_INSTRUCTIONS FOR THE TASK:_ Which lines of the records below contain the string "item", matching case exactly? Show each of those lines in full.

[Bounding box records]
* begin *
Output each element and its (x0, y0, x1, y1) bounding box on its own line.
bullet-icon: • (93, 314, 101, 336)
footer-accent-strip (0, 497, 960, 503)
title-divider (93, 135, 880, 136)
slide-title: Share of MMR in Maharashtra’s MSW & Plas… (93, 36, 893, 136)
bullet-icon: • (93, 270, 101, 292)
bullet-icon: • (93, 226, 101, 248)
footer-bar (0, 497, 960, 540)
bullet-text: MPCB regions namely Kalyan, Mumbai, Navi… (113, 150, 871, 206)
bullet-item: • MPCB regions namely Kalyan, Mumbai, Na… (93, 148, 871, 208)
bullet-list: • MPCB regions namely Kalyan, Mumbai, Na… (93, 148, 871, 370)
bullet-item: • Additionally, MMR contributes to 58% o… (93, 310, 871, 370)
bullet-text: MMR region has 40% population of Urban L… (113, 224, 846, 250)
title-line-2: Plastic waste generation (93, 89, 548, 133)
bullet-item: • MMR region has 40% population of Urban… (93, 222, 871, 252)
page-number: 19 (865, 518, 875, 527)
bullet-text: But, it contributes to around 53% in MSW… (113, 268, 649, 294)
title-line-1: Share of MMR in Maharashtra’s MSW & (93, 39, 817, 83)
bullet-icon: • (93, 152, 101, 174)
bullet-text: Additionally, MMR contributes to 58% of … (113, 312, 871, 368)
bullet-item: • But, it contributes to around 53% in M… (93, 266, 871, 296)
* end *
_EXERCISE RESPONSE:_
bullet-item: • MPCB regions namely Kalyan, Mumbai, Na… (93, 148, 871, 208)
bullet-item: • Additionally, MMR contributes to 58% o… (93, 310, 871, 370)
bullet-item: • MMR region has 40% population of Urban… (93, 222, 871, 252)
bullet-item: • But, it contributes to around 53% in M… (93, 266, 871, 296)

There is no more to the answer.